Reproduce every line of the data below verbatim, with no changes.

[Data supplied]
- - -
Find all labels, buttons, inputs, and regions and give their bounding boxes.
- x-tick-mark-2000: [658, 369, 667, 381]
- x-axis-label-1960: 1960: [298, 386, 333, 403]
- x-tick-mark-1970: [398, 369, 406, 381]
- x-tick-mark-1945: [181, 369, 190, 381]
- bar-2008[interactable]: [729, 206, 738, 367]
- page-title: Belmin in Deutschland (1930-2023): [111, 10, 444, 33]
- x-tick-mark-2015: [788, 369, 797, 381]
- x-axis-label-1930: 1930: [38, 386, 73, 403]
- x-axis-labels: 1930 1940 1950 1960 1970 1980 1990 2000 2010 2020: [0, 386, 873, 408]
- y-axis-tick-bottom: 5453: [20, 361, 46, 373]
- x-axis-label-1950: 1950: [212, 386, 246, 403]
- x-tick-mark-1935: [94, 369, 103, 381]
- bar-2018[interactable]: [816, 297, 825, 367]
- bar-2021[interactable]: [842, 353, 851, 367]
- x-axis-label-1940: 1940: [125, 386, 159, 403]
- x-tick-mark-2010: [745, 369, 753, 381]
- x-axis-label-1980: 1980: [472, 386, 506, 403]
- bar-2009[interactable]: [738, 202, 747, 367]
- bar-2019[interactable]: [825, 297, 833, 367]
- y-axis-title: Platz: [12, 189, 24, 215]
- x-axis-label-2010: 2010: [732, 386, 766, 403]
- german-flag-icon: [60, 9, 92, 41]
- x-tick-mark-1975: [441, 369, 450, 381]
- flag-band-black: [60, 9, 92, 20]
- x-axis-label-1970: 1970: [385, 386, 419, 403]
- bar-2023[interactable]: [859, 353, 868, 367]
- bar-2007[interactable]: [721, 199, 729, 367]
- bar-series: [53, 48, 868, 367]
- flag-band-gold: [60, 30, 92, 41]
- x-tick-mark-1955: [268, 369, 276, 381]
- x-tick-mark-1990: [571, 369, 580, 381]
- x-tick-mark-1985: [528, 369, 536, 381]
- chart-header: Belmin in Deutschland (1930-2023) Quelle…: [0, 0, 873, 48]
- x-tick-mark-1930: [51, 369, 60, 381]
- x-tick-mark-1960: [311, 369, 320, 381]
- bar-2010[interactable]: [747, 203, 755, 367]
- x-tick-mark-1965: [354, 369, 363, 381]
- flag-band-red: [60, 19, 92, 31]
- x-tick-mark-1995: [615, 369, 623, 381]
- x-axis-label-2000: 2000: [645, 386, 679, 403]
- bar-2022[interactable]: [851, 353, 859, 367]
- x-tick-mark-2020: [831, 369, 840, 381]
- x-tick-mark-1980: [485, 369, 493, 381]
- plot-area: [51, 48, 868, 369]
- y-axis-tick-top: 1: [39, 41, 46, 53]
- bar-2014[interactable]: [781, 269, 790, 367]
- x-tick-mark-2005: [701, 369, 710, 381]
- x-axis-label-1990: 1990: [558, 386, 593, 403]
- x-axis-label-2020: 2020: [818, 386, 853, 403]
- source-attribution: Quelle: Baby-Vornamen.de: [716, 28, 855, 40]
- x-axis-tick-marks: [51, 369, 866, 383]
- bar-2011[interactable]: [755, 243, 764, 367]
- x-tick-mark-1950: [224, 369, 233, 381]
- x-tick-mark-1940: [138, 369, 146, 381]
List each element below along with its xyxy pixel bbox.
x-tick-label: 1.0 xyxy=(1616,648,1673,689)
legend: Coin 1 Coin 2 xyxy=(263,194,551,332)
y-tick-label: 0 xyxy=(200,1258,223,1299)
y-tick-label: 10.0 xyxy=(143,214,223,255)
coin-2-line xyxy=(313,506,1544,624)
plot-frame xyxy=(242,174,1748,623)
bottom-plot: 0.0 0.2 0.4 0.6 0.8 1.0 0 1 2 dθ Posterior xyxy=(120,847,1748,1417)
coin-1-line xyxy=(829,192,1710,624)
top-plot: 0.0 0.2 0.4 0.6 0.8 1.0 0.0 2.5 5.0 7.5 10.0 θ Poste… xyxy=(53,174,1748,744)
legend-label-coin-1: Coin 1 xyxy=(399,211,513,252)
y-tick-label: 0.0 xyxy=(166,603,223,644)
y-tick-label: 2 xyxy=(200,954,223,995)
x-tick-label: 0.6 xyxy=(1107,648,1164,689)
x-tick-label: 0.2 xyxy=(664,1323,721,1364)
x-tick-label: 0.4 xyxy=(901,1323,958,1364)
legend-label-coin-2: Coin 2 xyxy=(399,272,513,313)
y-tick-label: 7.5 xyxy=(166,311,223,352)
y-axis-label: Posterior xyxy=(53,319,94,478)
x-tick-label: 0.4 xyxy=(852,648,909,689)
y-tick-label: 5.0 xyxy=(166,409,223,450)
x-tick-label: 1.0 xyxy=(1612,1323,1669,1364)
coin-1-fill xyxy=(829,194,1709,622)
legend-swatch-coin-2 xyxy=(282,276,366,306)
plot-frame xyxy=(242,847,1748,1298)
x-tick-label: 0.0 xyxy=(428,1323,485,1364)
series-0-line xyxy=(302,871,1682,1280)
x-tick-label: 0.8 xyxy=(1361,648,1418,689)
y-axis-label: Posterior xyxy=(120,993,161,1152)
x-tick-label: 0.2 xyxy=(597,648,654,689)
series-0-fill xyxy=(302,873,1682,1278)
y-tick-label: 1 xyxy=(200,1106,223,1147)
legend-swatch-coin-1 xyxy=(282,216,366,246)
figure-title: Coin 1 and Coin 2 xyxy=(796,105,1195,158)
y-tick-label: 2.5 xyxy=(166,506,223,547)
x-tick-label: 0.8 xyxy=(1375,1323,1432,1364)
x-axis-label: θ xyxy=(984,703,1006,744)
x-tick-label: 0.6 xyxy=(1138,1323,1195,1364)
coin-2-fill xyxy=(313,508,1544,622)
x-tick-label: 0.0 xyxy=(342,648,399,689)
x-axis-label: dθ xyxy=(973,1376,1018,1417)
- - -
[Result for this exercise]
Find all labels, buttons, inputs, and regions and give their bounding boxes.
- x-tick-mark-2000: [658, 369, 667, 381]
- x-axis-label-1960: 1960: [298, 386, 333, 403]
- x-tick-mark-1970: [398, 369, 406, 381]
- x-tick-mark-1945: [181, 369, 190, 381]
- bar-2008[interactable]: [729, 206, 738, 367]
- page-title: Belmin in Deutschland (1930-2023): [111, 10, 444, 33]
- x-tick-mark-2015: [788, 369, 797, 381]
- x-axis-label-1930: 1930: [38, 386, 73, 403]
- x-axis-labels: 1930 1940 1950 1960 1970 1980 1990 2000 2010 2020: [0, 386, 873, 408]
- y-axis-tick-bottom: 5453: [20, 361, 46, 373]
- x-axis-label-1950: 1950: [212, 386, 246, 403]
- x-tick-mark-1935: [94, 369, 103, 381]
- bar-2018[interactable]: [816, 297, 825, 367]
- bar-2021[interactable]: [842, 353, 851, 367]
- x-axis-label-1940: 1940: [125, 386, 159, 403]
- x-tick-mark-2010: [745, 369, 753, 381]
- x-axis-label-1980: 1980: [472, 386, 506, 403]
- bar-2009[interactable]: [738, 202, 747, 367]
- bar-2019[interactable]: [825, 297, 833, 367]
- y-axis-title: Platz: [12, 189, 24, 215]
- x-axis-label-2010: 2010: [732, 386, 766, 403]
- german-flag-icon: [60, 9, 92, 41]
- x-tick-mark-1975: [441, 369, 450, 381]
- flag-band-black: [60, 9, 92, 20]
- x-axis-label-1970: 1970: [385, 386, 419, 403]
- bar-2023[interactable]: [859, 353, 868, 367]
- bar-2007[interactable]: [721, 199, 729, 367]
- bar-series: [53, 48, 868, 367]
- flag-band-gold: [60, 30, 92, 41]
- x-tick-mark-1955: [268, 369, 276, 381]
- x-tick-mark-1990: [571, 369, 580, 381]
- x-tick-mark-1985: [528, 369, 536, 381]
- chart-header: Belmin in Deutschland (1930-2023) Quelle…: [0, 0, 873, 48]
- x-tick-mark-1930: [51, 369, 60, 381]
- x-tick-mark-1960: [311, 369, 320, 381]
- bar-2010[interactable]: [747, 203, 755, 367]
- x-tick-mark-1965: [354, 369, 363, 381]
- flag-band-red: [60, 19, 92, 31]
- x-tick-mark-1995: [615, 369, 623, 381]
- x-axis-label-2000: 2000: [645, 386, 679, 403]
- bar-2022[interactable]: [851, 353, 859, 367]
- x-tick-mark-2020: [831, 369, 840, 381]
- x-tick-mark-1980: [485, 369, 493, 381]
- plot-area: [51, 48, 868, 369]
- y-axis-tick-top: 1: [39, 41, 46, 53]
- bar-2014[interactable]: [781, 269, 790, 367]
- x-tick-mark-2005: [701, 369, 710, 381]
- x-axis-label-1990: 1990: [558, 386, 593, 403]
- x-axis-label-2020: 2020: [818, 386, 853, 403]
- source-attribution: Quelle: Baby-Vornamen.de: [716, 28, 855, 40]
- x-axis-tick-marks: [51, 369, 866, 383]
- bar-2011[interactable]: [755, 243, 764, 367]
- x-tick-mark-1950: [224, 369, 233, 381]
- x-tick-mark-1940: [138, 369, 146, 381]
List each element below along with its xyxy pixel bbox.
x-tick-label: 1.0 xyxy=(1616,648,1673,689)
legend: Coin 1 Coin 2 xyxy=(263,194,551,332)
y-tick-label: 0 xyxy=(200,1258,223,1299)
y-tick-label: 10.0 xyxy=(143,214,223,255)
coin-2-line xyxy=(313,506,1544,624)
plot-frame xyxy=(242,174,1748,623)
bottom-plot: 0.0 0.2 0.4 0.6 0.8 1.0 0 1 2 dθ Posterior xyxy=(120,847,1748,1417)
coin-1-line xyxy=(829,192,1710,624)
top-plot: 0.0 0.2 0.4 0.6 0.8 1.0 0.0 2.5 5.0 7.5 10.0 θ Poste… xyxy=(53,174,1748,744)
legend-label-coin-1: Coin 1 xyxy=(399,211,513,252)
y-tick-label: 0.0 xyxy=(166,603,223,644)
y-tick-label: 2 xyxy=(200,954,223,995)
x-tick-label: 0.6 xyxy=(1107,648,1164,689)
x-tick-label: 0.2 xyxy=(664,1323,721,1364)
x-tick-label: 0.4 xyxy=(901,1323,958,1364)
legend-label-coin-2: Coin 2 xyxy=(399,272,513,313)
y-tick-label: 7.5 xyxy=(166,311,223,352)
y-axis-label: Posterior xyxy=(53,319,94,478)
x-tick-label: 0.4 xyxy=(852,648,909,689)
y-tick-label: 5.0 xyxy=(166,409,223,450)
x-tick-label: 1.0 xyxy=(1612,1323,1669,1364)
coin-1-fill xyxy=(829,194,1709,622)
legend-swatch-coin-2 xyxy=(282,276,366,306)
plot-frame xyxy=(242,847,1748,1298)
x-tick-label: 0.0 xyxy=(428,1323,485,1364)
series-0-line xyxy=(302,871,1682,1280)
x-tick-label: 0.8 xyxy=(1361,648,1418,689)
y-axis-label: Posterior xyxy=(120,993,161,1152)
x-tick-label: 0.2 xyxy=(597,648,654,689)
series-0-fill xyxy=(302,873,1682,1278)
y-tick-label: 1 xyxy=(200,1106,223,1147)
legend-swatch-coin-1 xyxy=(282,216,366,246)
figure-title: Coin 1 and Coin 2 xyxy=(796,105,1195,158)
y-tick-label: 2.5 xyxy=(166,506,223,547)
x-tick-label: 0.8 xyxy=(1375,1323,1432,1364)
x-axis-label: θ xyxy=(984,703,1006,744)
x-tick-label: 0.6 xyxy=(1138,1323,1195,1364)
coin-2-fill xyxy=(313,508,1544,622)
x-tick-label: 0.0 xyxy=(342,648,399,689)
x-axis-label: dθ xyxy=(973,1376,1018,1417)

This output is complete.